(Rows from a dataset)
Begin
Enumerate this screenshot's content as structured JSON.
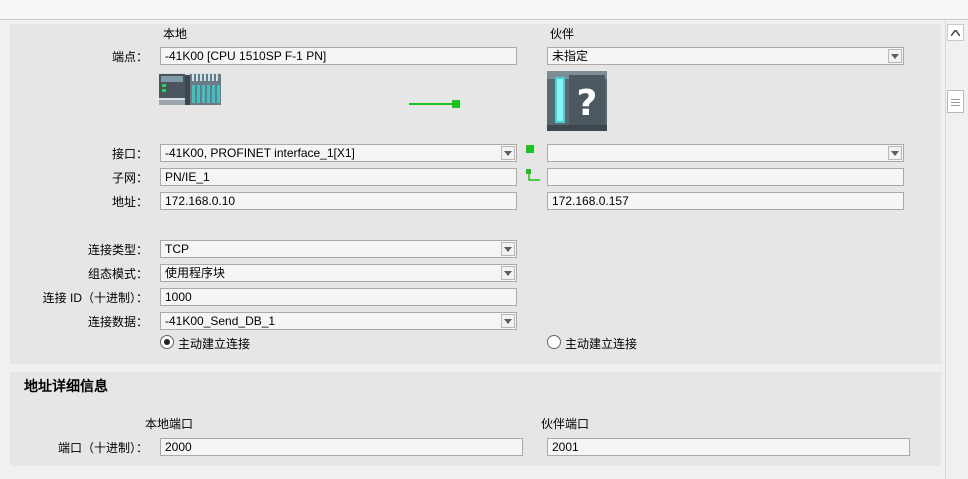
{
  "headers": {
    "local": "本地",
    "partner": "伙伴"
  },
  "endpoint": {
    "label": "端点：",
    "local_value": "-41K00 [CPU 1510SP F-1 PN]",
    "partner_value": "未指定"
  },
  "interface": {
    "label": "接口：",
    "local_value": "-41K00, PROFINET interface_1[X1]",
    "partner_value": ""
  },
  "subnet": {
    "label": "子网：",
    "local_value": "PN/IE_1",
    "partner_value": ""
  },
  "address": {
    "label": "地址：",
    "local_value": "172.168.0.10",
    "partner_value": "172.168.0.157"
  },
  "connection_type": {
    "label": "连接类型：",
    "value": "TCP"
  },
  "config_mode": {
    "label": "组态模式：",
    "value": "使用程序块"
  },
  "connection_id": {
    "label": "连接 ID（十进制）：",
    "value": "1000"
  },
  "connection_data": {
    "label": "连接数据：",
    "value": "-41K00_Send_DB_1"
  },
  "active_connection": {
    "local_label": "主动建立连接",
    "local_selected": true,
    "partner_label": "主动建立连接",
    "partner_selected": false
  },
  "address_details": {
    "title": "地址详细信息",
    "local_port_header": "本地端口",
    "partner_port_header": "伙伴端口",
    "port_label": "端口（十进制）：",
    "local_port": "2000",
    "partner_port": "2001"
  },
  "icons": {
    "local_device": "cpu-rack-icon",
    "partner_device": "unknown-device-icon",
    "link": "connection-line-icon",
    "subnet_link": "subnet-link-icon"
  },
  "colors": {
    "link_green": "#1ec21e",
    "panel_bg": "#e6e6e6",
    "field_border": "#a9a9a9"
  }
}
End
BRIEF — Find the lines above holding the word "subnet" and show them.

EXERCISE RESPONSE —
  "subnet": {
    "subnet_link": "subnet-link-icon"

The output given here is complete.